[BEGIN Entries supplied]

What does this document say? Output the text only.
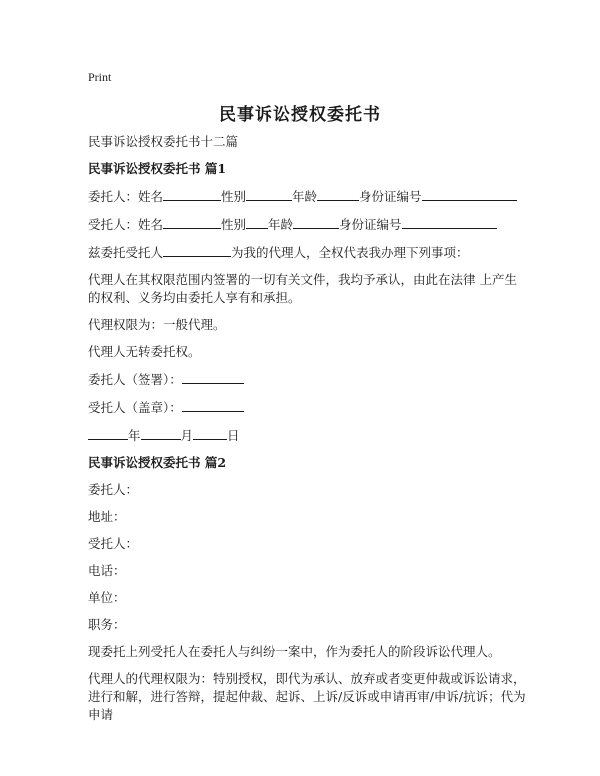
Print
民事诉讼授权委托书
民事诉讼授权委托书十二篇
民事诉讼授权委托书 篇1
委托人：姓名	性别	年龄	身份证编号
受托人：姓名	性别 年龄	身份证编号
兹委托受托人	为我的代理人，全权代表我办理下列事项：
代理人在其权限范围内签署的一切有关文件，我均予承认，由此在法律 上产生的权利、义务均由委托人享有和承担。
代理权限为：一般代理。
代理人无转委托权。
委托人（签署）：
受托人（盖章）：
年	月	日
民事诉讼授权委托书 篇2
委托人：
地址：
受托人：
电话：
单位：
职务：
现委托上列受托人在委托人与纠纷一案中，作为委托人的阶段诉讼代理人。
代理人的代理权限为：特别授权，即代为承认、放弃或者变更仲裁或诉讼请求，进行和解，进行答辩，提起仲裁、起诉、上诉/反诉或申请再审/申诉/抗诉；代为申请
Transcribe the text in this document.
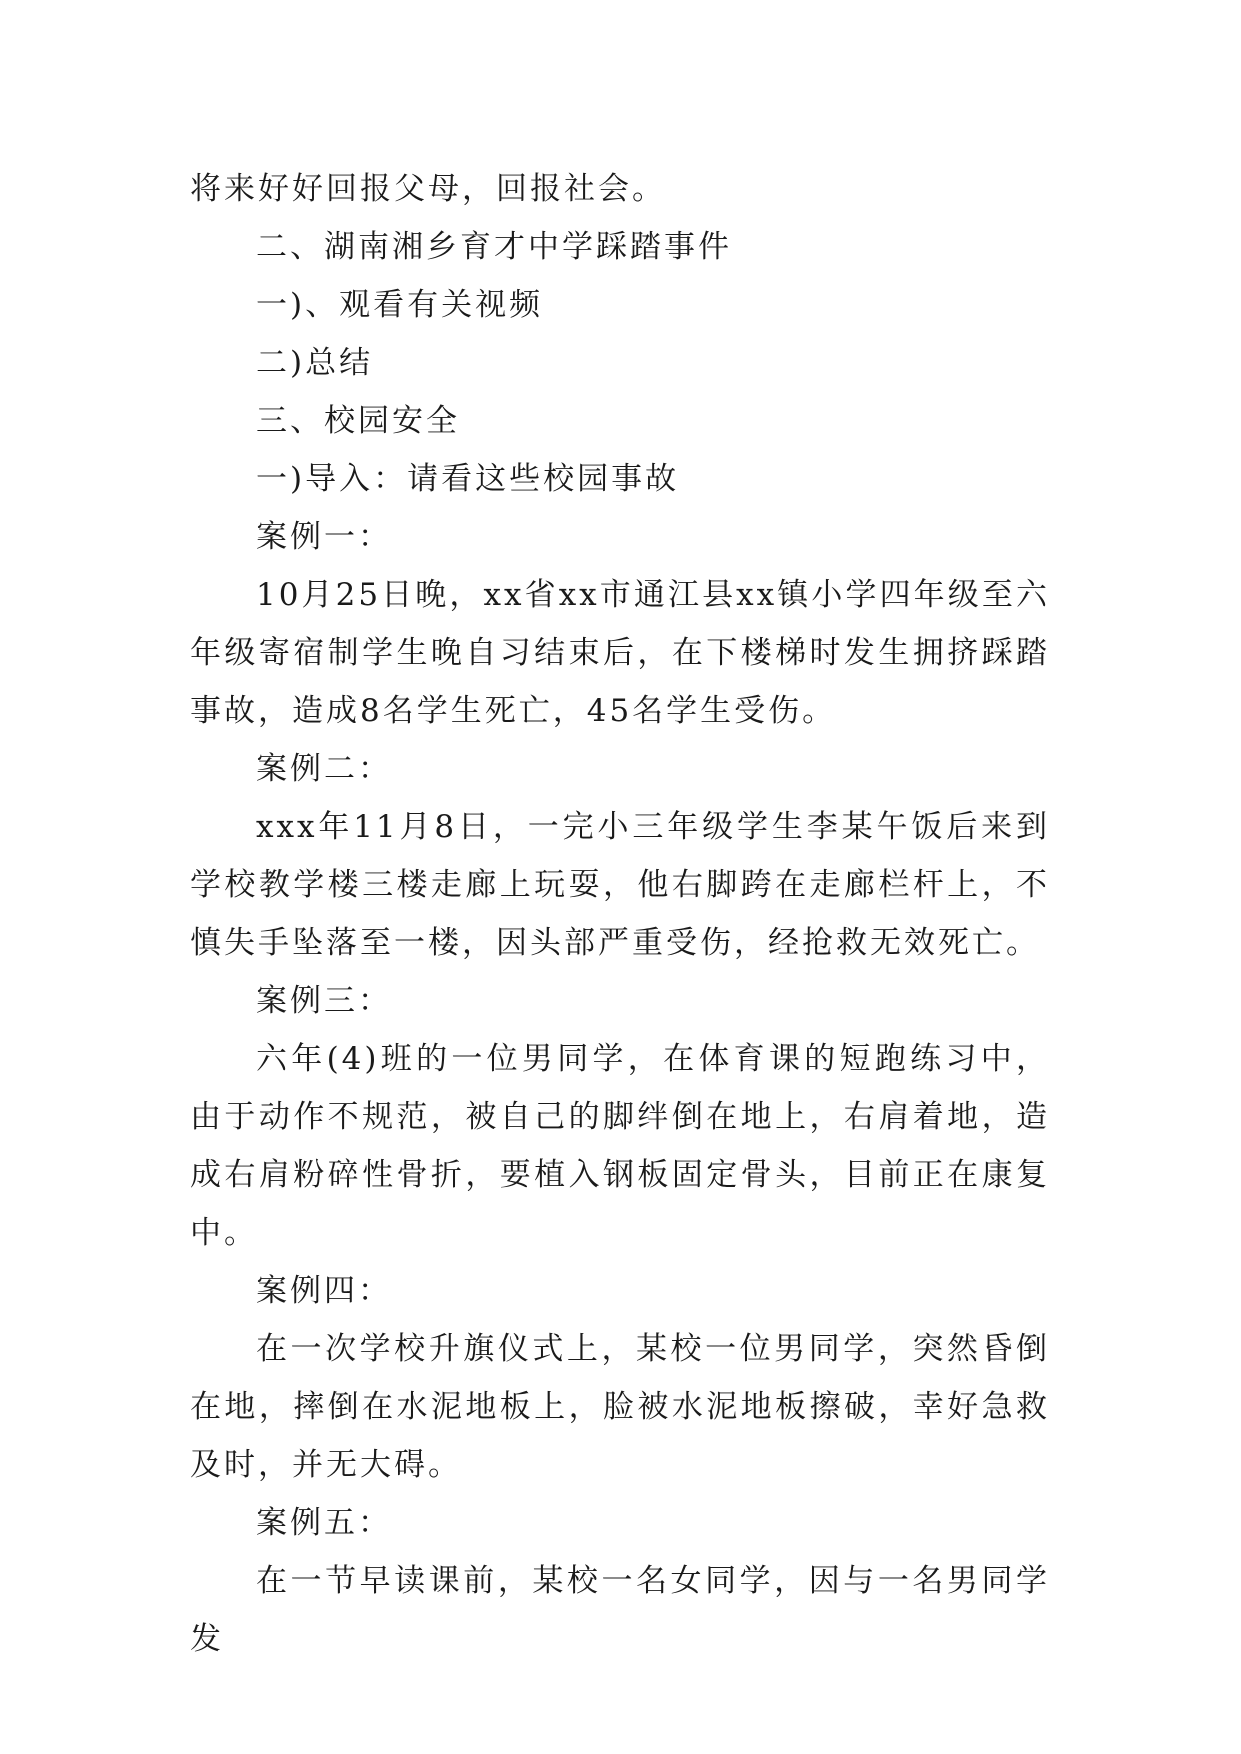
将来好好回报父母，回报社会。

二、湖南湘乡育才中学踩踏事件

一)、观看有关视频

二)总结

三、校园安全

一)导入：请看这些校园事故

案例一：

10月25日晚，xx省xx市通江县xx镇小学四年级至六年级寄宿制学生晚自习结束后，在下楼梯时发生拥挤踩踏事故，造成8名学生死亡，45名学生受伤。

案例二：

xxx年11月8日，一完小三年级学生李某午饭后来到学校教学楼三楼走廊上玩耍，他右脚跨在走廊栏杆上，不慎失手坠落至一楼，因头部严重受伤，经抢救无效死亡。

案例三：

六年(4)班的一位男同学，在体育课的短跑练习中，由于动作不规范，被自己的脚绊倒在地上，右肩着地，造成右肩粉碎性骨折，要植入钢板固定骨头，目前正在康复中。

案例四：

在一次学校升旗仪式上，某校一位男同学，突然昏倒在地，摔倒在水泥地板上，脸被水泥地板擦破，幸好急救及时，并无大碍。

案例五：

在一节早读课前，某校一名女同学，因与一名男同学发
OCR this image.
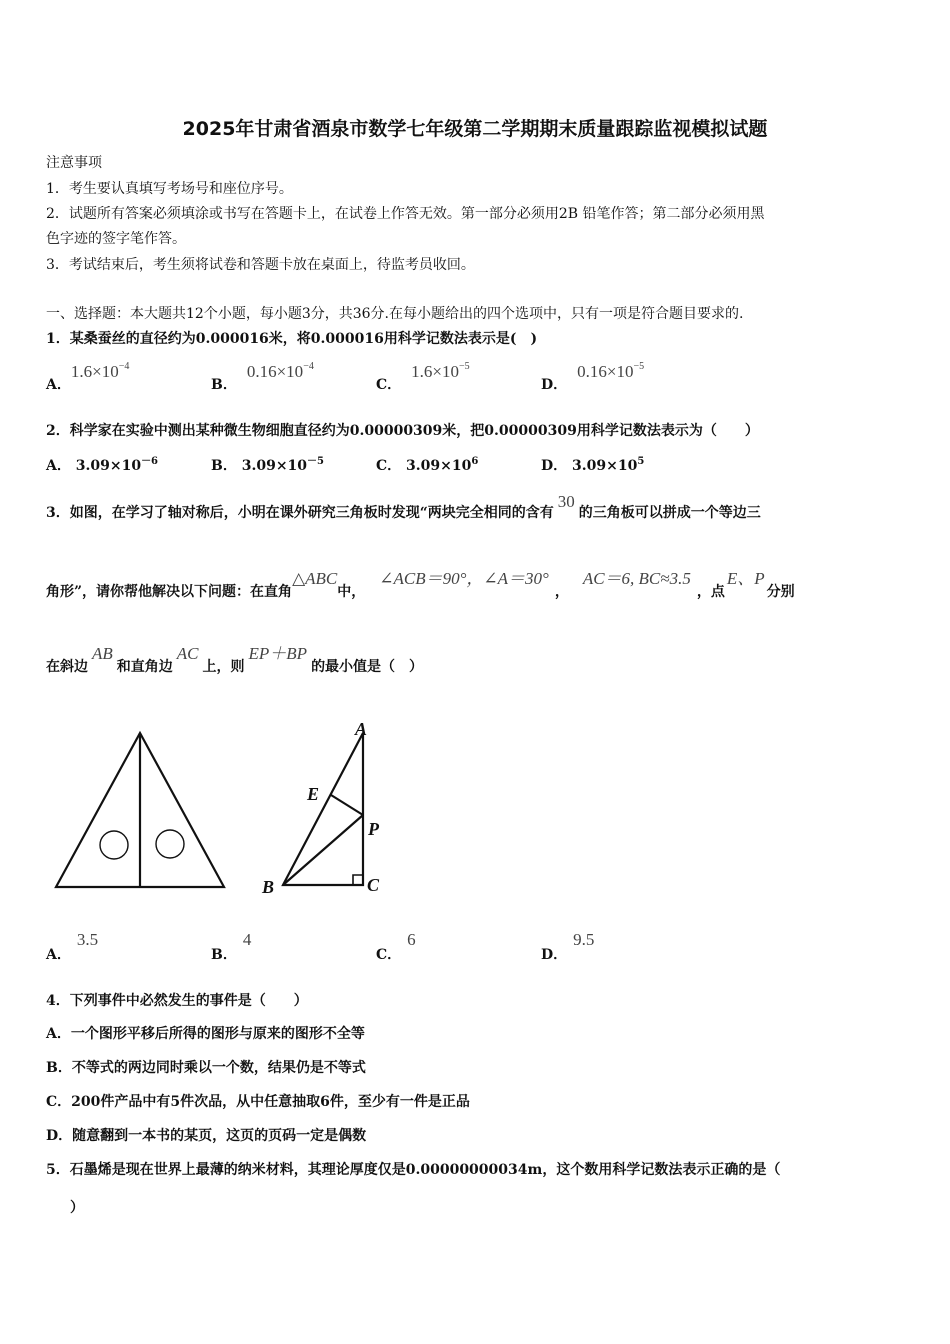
2025年甘肃省酒泉市数学七年级第二学期期末质量跟踪监视模拟试题
注意事项
1．考生要认真填写考场号和座位序号。
2．试题所有答案必须填涂或书写在答题卡上，在试卷上作答无效。第一部分必须用2B 铅笔作答；第二部分必须用黑
色字迹的签字笔作答。
3．考试结束后，考生须将试卷和答题卡放在桌面上，待监考员收回。
一、选择题：本大题共12个小题，每小题3分，共36分.在每小题给出的四个选项中，只有一项是符合题目要求的.
1．某桑蚕丝的直径约为0.000016米，将0.000016用科学记数法表示是(　)
A．$1.6\times 10^{-4}$
B．$0.16\times 10^{-4}$
C．$1.6\times 10^{-5}$
D．$0.16\times 10^{-5}$
2．科学家在实验中测出某种微生物细胞直径约为0.00000309米，把0.00000309用科学记数法表示为（　　）
A． $3.09\times 10^{-6}$	B． $3.09\times 10^{-5}$	C． $3.09\times 10^6$	D． $3.09\times 10^5$
3．如图，在学习了轴对称后，小明在课外研究三角板时发现“两块完全相同的含有30的三角板可以拼成一个等边三
角形”，请你帮他解决以下问题：在直角△ABC中，∠ACB＝90°，∠A＝30°，AC＝6, BC≈3.5，点E、P分别
在斜边AB和直角边AC上，则EP＋BP的最小值是（　）
A
E
P
B	C
A．3.5
B．4
C．6
D．9.5
4．下列事件中必然发生的事件是（　　）
A．一个图形平移后所得的图形与原来的图形不全等
B．不等式的两边同时乘以一个数，结果仍是不等式
C．200件产品中有5件次品，从中任意抽取6件，至少有一件是正品
D．随意翻到一本书的某页，这页的页码一定是偶数
5．石墨烯是现在世界上最薄的纳米材料，其理论厚度仅是0.00000000034m，这个数用科学记数法表示正确的是（
）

[END Entries supplied]

### What is asked
What comes back should match the records exactly, minus any pictures.

### Result
What does this document say? Output the text only.
Print
民事诉讼授权委托书
民事诉讼授权委托书十二篇
民事诉讼授权委托书 篇1
委托人：姓名	性别	年龄	身份证编号
受托人：姓名	性别 年龄	身份证编号
兹委托受托人	为我的代理人，全权代表我办理下列事项：
代理人在其权限范围内签署的一切有关文件，我均予承认，由此在法律 上产生的权利、义务均由委托人享有和承担。
代理权限为：一般代理。
代理人无转委托权。
委托人（签署）：
受托人（盖章）：
年	月	日
民事诉讼授权委托书 篇2
委托人：
地址：
受托人：
电话：
单位：
职务：
现委托上列受托人在委托人与纠纷一案中，作为委托人的阶段诉讼代理人。
代理人的代理权限为：特别授权，即代为承认、放弃或者变更仲裁或诉讼请求，进行和解，进行答辩，提起仲裁、起诉、上诉/反诉或申请再审/申诉/抗诉；代为申请
Transcribe the text in this document.
将来好好回报父母，回报社会。

二、湖南湘乡育才中学踩踏事件

一)、观看有关视频

二)总结

三、校园安全

一)导入：请看这些校园事故

案例一：

10月25日晚，xx省xx市通江县xx镇小学四年级至六年级寄宿制学生晚自习结束后，在下楼梯时发生拥挤踩踏事故，造成8名学生死亡，45名学生受伤。

案例二：

xxx年11月8日，一完小三年级学生李某午饭后来到学校教学楼三楼走廊上玩耍，他右脚跨在走廊栏杆上，不慎失手坠落至一楼，因头部严重受伤，经抢救无效死亡。

案例三：

六年(4)班的一位男同学，在体育课的短跑练习中，由于动作不规范，被自己的脚绊倒在地上，右肩着地，造成右肩粉碎性骨折，要植入钢板固定骨头，目前正在康复中。

案例四：

在一次学校升旗仪式上，某校一位男同学，突然昏倒在地，摔倒在水泥地板上，脸被水泥地板擦破，幸好急救及时，并无大碍。

案例五：

在一节早读课前，某校一名女同学，因与一名男同学发
OCR this image.
2025年甘肃省酒泉市数学七年级第二学期期末质量跟踪监视模拟试题
注意事项
1．考生要认真填写考场号和座位序号。
2．试题所有答案必须填涂或书写在答题卡上，在试卷上作答无效。第一部分必须用2B 铅笔作答；第二部分必须用黑
色字迹的签字笔作答。
3．考试结束后，考生须将试卷和答题卡放在桌面上，待监考员收回。
一、选择题：本大题共12个小题，每小题3分，共36分.在每小题给出的四个选项中，只有一项是符合题目要求的.
1．某桑蚕丝的直径约为0.000016米，将0.000016用科学记数法表示是(　)
A．$1.6\times 10^{-4}$
B．$0.16\times 10^{-4}$
C．$1.6\times 10^{-5}$
D．$0.16\times 10^{-5}$
2．科学家在实验中测出某种微生物细胞直径约为0.00000309米，把0.00000309用科学记数法表示为（　　）
A． $3.09\times 10^{-6}$	B． $3.09\times 10^{-5}$	C． $3.09\times 10^6$	D． $3.09\times 10^5$
3．如图，在学习了轴对称后，小明在课外研究三角板时发现“两块完全相同的含有30的三角板可以拼成一个等边三
角形”，请你帮他解决以下问题：在直角△ABC中，∠ACB＝90°，∠A＝30°，AC＝6, BC≈3.5，点E、P分别
在斜边AB和直角边AC上，则EP＋BP的最小值是（　）
A
E
P
B	C
A．3.5
B．4
C．6
D．9.5
4．下列事件中必然发生的事件是（　　）
A．一个图形平移后所得的图形与原来的图形不全等
B．不等式的两边同时乘以一个数，结果仍是不等式
C．200件产品中有5件次品，从中任意抽取6件，至少有一件是正品
D．随意翻到一本书的某页，这页的页码一定是偶数
5．石墨烯是现在世界上最薄的纳米材料，其理论厚度仅是0.00000000034m，这个数用科学记数法表示正确的是（
）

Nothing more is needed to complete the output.